> _Supplied text_:
|---|
The most interesting point that did not make it to its own chapter is time. There is a fundamental struggle between short-term and long-term as we think about learning and performance. In the short term, we need to get things done. This often leads us to do what we always have done. In the long run, learning benefits us in numerous ways, but we don’t think we have time. I incorporate a discussion of time in several chapters (e.g., asking questions or recharging and reflecting), but it could arguably use its own – or maybe even its own book.
Which of the eight do you personally find the most challenging? How did you overcome that?
Without a doubt, failure. In the book, I talk about several challenges around failure – fear of it prevents us from taking risks, we struggle with it when it happens, and we sometimes try to pretend what happened wasn’t a failure. For me, it is that middle point – I feel my heart rate pick up, and I start to question myself when I fail. I know that every new thing I try can’t work – if it does, then I’m not pushing myself nearly far enough. But that still doesn’t take away all of the edge. I don’t know that I’d say I’ve overcome it. I would suggest that for all the learning challenges you likely don’t “solve,” you get better at addressing them. For me, it is a constant reminder that in trying new things, failure is not a “mistake” but a part of the learning process. Thinking about what would happen if I didn’t try new things is an excellent way to normalize it. Finally, recognize that failure at this moment isn’t the final word – that as much as I’d have liked to have gotten it right the first time, if I genuinely dig into the process to understand what went wrong, then I’ll learn and do better going forward.
|---|
> _What you need to do_:
(1) In the interview excerpt on learning, swap "time" for "focus" and give back the part that opens with the words containing "The most interesting" and closes with "you overcome that?".
(2) According to the interview excerpt on learning, which of the eight does the speaker find the most challenging?
|---|
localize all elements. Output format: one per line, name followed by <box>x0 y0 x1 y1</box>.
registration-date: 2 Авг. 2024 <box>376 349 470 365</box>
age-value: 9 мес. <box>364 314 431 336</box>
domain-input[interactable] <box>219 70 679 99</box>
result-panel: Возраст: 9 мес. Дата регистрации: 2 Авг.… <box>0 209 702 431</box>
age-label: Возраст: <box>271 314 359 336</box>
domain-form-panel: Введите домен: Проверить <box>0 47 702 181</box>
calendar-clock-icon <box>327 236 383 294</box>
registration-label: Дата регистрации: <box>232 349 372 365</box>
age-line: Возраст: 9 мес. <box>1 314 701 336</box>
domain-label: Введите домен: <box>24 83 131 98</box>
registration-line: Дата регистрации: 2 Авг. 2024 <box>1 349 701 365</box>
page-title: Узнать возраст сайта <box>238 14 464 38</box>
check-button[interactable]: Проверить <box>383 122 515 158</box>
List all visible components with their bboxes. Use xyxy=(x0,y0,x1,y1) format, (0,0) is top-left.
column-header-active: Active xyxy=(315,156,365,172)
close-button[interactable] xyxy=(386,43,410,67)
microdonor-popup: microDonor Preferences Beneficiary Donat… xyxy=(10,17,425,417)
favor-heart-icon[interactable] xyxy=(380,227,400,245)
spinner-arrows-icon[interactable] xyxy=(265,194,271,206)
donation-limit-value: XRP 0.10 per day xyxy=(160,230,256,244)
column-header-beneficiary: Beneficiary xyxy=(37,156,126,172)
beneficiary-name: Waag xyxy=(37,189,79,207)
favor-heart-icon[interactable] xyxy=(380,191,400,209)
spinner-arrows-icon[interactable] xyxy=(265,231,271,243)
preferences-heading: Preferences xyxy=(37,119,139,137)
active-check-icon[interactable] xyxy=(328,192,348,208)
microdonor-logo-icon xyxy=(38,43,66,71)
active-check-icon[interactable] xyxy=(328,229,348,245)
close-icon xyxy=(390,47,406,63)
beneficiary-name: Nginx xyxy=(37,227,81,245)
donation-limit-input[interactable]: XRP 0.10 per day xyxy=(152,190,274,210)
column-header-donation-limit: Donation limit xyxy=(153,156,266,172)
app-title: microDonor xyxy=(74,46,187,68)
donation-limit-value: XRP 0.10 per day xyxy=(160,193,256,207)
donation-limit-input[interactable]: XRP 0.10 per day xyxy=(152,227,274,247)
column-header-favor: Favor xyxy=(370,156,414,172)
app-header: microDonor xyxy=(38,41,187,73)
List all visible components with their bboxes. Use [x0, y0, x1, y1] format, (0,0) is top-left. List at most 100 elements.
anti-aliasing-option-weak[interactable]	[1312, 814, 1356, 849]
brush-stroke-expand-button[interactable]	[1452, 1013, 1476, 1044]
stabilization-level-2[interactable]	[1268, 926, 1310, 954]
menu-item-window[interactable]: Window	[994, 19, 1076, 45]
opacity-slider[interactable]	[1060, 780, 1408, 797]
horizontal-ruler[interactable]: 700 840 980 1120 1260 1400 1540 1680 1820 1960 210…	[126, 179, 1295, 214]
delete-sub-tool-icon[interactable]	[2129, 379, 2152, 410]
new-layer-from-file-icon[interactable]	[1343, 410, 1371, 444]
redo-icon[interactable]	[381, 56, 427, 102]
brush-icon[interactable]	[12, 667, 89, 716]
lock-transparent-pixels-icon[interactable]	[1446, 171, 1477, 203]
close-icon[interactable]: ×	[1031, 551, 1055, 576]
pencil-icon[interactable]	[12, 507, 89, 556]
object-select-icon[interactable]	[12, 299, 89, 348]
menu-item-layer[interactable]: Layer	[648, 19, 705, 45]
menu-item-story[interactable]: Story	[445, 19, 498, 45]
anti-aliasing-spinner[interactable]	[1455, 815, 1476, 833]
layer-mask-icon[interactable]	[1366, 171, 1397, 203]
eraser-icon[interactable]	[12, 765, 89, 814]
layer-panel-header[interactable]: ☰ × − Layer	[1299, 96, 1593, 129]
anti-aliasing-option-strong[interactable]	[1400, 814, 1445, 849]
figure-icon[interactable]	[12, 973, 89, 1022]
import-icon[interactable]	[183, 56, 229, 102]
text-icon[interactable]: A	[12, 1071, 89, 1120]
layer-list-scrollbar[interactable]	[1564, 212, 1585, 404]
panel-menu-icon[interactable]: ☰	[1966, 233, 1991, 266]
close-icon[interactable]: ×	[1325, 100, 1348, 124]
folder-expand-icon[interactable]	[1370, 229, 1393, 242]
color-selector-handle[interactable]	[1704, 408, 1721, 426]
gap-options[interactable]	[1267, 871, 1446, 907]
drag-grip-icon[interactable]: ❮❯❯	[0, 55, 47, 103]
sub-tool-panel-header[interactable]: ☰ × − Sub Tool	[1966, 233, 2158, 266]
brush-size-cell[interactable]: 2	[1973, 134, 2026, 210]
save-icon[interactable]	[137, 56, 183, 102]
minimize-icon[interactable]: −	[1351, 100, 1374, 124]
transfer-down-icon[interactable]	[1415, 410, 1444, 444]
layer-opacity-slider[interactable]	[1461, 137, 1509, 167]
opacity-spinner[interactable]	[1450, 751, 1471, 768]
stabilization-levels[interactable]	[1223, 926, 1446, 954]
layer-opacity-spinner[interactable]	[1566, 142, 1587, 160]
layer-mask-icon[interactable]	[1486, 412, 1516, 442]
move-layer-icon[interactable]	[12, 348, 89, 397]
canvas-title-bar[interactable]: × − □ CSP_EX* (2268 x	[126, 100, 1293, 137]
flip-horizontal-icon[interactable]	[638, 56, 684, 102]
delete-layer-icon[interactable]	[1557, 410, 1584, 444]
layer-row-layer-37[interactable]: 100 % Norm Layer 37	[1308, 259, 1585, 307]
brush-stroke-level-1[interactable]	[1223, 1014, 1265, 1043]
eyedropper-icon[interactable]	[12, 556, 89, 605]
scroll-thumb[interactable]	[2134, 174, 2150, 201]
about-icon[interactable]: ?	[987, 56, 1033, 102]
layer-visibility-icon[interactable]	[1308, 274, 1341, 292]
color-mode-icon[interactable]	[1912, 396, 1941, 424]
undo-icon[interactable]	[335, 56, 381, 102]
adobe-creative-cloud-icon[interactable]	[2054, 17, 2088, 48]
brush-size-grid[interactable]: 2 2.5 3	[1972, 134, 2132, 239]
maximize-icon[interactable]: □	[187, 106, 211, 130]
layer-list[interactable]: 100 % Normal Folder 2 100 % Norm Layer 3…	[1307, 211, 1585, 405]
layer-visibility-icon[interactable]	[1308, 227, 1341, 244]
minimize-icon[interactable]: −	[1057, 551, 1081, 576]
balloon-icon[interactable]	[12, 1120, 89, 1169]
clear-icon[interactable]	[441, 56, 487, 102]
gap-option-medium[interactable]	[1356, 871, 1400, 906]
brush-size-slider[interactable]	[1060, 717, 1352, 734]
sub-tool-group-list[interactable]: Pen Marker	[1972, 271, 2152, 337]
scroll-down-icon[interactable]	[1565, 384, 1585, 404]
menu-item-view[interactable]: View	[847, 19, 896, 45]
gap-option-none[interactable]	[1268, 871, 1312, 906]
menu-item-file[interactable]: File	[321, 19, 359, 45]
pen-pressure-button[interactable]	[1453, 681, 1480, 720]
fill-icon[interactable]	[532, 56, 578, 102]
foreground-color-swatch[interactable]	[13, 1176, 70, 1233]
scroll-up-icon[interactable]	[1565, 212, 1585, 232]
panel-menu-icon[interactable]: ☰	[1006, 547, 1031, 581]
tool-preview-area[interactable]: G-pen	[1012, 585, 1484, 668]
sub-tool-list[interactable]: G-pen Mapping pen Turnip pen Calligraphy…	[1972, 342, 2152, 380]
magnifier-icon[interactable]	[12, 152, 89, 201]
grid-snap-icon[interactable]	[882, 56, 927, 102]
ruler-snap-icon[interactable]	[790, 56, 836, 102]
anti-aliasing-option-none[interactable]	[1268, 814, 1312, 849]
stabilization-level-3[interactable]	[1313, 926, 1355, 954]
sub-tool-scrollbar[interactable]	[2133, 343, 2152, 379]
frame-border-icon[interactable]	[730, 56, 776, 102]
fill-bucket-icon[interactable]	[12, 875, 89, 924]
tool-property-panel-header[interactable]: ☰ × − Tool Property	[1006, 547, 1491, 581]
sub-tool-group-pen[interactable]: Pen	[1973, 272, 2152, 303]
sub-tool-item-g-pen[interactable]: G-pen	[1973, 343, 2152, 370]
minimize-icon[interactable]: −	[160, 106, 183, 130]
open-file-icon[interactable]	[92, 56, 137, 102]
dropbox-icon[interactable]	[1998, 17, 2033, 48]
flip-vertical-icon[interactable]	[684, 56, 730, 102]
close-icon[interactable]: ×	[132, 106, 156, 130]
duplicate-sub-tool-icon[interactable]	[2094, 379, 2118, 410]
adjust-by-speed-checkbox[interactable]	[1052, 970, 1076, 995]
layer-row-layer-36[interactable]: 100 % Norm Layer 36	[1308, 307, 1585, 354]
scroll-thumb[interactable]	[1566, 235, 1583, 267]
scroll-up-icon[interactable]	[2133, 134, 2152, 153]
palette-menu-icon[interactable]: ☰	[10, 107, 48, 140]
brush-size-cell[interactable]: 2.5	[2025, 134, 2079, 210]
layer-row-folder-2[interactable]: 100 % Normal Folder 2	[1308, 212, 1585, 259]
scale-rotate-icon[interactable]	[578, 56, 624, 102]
|---|
> _Exercise responses_:
(1)
The most interesting point that did not make it to its own chapter is focus. There is a fundamental struggle between short-term and long-term as we think about learning and performance. In the short term, we need to get things done. This often leads us to do what we always have done. In the long run, learning benefits us in numerous ways, but we don’t think we have focus. I incorporate a discussion of focus in several chapters (e.g., asking questions or recharging and reflecting), but it could arguably use its own – or maybe even its own book.
Which of the eight do you personally find the most challenging? How did you overcome that?

(2) Failure.